REQUIREMENT:
Do not include the pictures; repeat the rest of the data exactly.

━━━ EXTRACTED MATERIAL ━━━

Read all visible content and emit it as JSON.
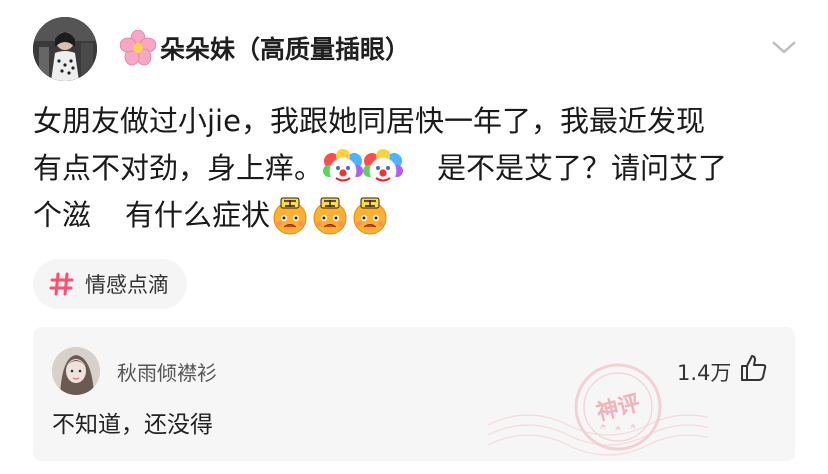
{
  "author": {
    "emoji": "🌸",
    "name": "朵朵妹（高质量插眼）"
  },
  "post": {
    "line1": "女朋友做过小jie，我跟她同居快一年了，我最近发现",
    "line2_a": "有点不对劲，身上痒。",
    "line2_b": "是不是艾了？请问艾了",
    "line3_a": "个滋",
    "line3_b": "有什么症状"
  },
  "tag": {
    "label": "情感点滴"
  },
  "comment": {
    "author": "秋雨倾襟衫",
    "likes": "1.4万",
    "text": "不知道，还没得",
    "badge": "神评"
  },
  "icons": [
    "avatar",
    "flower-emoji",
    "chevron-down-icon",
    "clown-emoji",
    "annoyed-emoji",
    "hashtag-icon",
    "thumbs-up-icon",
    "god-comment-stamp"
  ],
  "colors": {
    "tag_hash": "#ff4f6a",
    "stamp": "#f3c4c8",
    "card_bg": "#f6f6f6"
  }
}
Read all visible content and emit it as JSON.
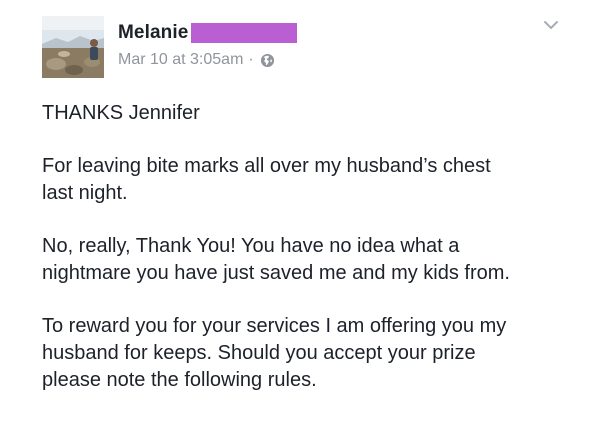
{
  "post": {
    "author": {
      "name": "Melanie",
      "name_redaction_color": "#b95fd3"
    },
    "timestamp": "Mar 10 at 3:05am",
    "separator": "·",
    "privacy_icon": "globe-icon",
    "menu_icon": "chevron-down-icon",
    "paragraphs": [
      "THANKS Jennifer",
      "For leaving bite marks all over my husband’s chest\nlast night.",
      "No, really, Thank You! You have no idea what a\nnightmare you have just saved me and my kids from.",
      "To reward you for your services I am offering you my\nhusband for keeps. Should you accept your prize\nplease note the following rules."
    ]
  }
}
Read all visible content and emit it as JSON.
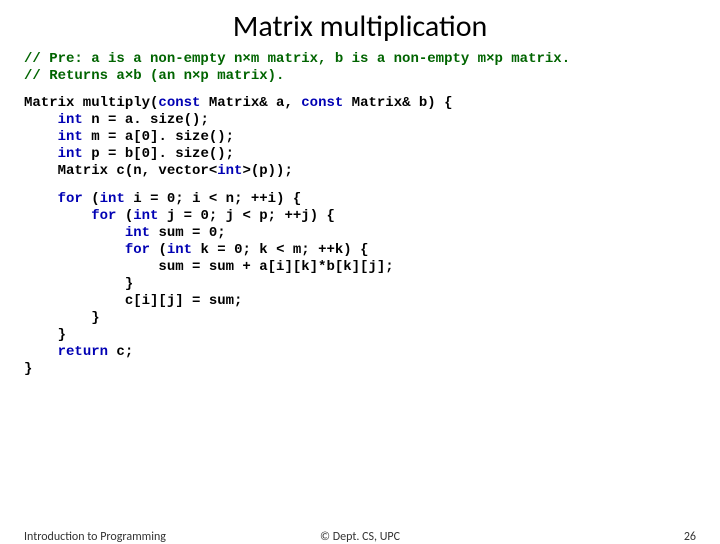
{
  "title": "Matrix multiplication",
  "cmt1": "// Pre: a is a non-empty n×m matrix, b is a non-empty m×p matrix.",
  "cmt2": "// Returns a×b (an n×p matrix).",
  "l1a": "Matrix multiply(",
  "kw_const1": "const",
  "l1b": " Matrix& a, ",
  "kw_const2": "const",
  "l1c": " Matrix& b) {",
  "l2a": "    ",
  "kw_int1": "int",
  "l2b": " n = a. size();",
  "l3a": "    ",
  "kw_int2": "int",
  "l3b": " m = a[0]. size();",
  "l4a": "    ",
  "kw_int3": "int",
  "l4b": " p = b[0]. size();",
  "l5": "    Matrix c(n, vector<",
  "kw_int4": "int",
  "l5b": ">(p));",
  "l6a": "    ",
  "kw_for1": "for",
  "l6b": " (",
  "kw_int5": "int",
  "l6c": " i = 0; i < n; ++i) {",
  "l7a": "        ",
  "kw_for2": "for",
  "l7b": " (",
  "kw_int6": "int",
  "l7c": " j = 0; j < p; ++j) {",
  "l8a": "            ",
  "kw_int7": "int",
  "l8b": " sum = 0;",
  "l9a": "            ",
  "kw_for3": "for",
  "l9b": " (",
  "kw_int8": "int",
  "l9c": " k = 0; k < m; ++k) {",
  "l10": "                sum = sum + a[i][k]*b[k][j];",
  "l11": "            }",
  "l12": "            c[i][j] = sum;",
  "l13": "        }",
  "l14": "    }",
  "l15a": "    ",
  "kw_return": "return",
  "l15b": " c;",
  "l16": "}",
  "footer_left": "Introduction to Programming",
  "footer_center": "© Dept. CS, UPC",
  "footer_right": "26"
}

━━━

OUTPUT FOR THIS EXERCISE:
Read all visible content and emit it as JSON.
{
  "author": {
    "emoji": "🌸",
    "name": "朵朵妹（高质量插眼）"
  },
  "post": {
    "line1": "女朋友做过小jie，我跟她同居快一年了，我最近发现",
    "line2_a": "有点不对劲，身上痒。",
    "line2_b": "是不是艾了？请问艾了",
    "line3_a": "个滋",
    "line3_b": "有什么症状"
  },
  "tag": {
    "label": "情感点滴"
  },
  "comment": {
    "author": "秋雨倾襟衫",
    "likes": "1.4万",
    "text": "不知道，还没得",
    "badge": "神评"
  },
  "icons": [
    "avatar",
    "flower-emoji",
    "chevron-down-icon",
    "clown-emoji",
    "annoyed-emoji",
    "hashtag-icon",
    "thumbs-up-icon",
    "god-comment-stamp"
  ],
  "colors": {
    "tag_hash": "#ff4f6a",
    "stamp": "#f3c4c8",
    "card_bg": "#f6f6f6"
  }
}
Read all visible content and emit it as JSON.
{
  "post": {
    "author": {
      "name": "Melanie",
      "name_redaction_color": "#b95fd3"
    },
    "timestamp": "Mar 10 at 3:05am",
    "separator": "·",
    "privacy_icon": "globe-icon",
    "menu_icon": "chevron-down-icon",
    "paragraphs": [
      "THANKS Jennifer",
      "For leaving bite marks all over my husband’s chest\nlast night.",
      "No, really, Thank You! You have no idea what a\nnightmare you have just saved me and my kids from.",
      "To reward you for your services I am offering you my\nhusband for keeps. Should you accept your prize\nplease note the following rules."
    ]
  }
}
Read all visible content and emit it as JSON.
{
  "title": "Matrix multiplication",
  "cmt1": "// Pre: a is a non-empty n×m matrix, b is a non-empty m×p matrix.",
  "cmt2": "// Returns a×b (an n×p matrix).",
  "l1a": "Matrix multiply(",
  "kw_const1": "const",
  "l1b": " Matrix& a, ",
  "kw_const2": "const",
  "l1c": " Matrix& b) {",
  "l2a": "    ",
  "kw_int1": "int",
  "l2b": " n = a. size();",
  "l3a": "    ",
  "kw_int2": "int",
  "l3b": " m = a[0]. size();",
  "l4a": "    ",
  "kw_int3": "int",
  "l4b": " p = b[0]. size();",
  "l5": "    Matrix c(n, vector<",
  "kw_int4": "int",
  "l5b": ">(p));",
  "l6a": "    ",
  "kw_for1": "for",
  "l6b": " (",
  "kw_int5": "int",
  "l6c": " i = 0; i < n; ++i) {",
  "l7a": "        ",
  "kw_for2": "for",
  "l7b": " (",
  "kw_int6": "int",
  "l7c": " j = 0; j < p; ++j) {",
  "l8a": "            ",
  "kw_int7": "int",
  "l8b": " sum = 0;",
  "l9a": "            ",
  "kw_for3": "for",
  "l9b": " (",
  "kw_int8": "int",
  "l9c": " k = 0; k < m; ++k) {",
  "l10": "                sum = sum + a[i][k]*b[k][j];",
  "l11": "            }",
  "l12": "            c[i][j] = sum;",
  "l13": "        }",
  "l14": "    }",
  "l15a": "    ",
  "kw_return": "return",
  "l15b": " c;",
  "l16": "}",
  "footer_left": "Introduction to Programming",
  "footer_center": "© Dept. CS, UPC",
  "footer_right": "26"
}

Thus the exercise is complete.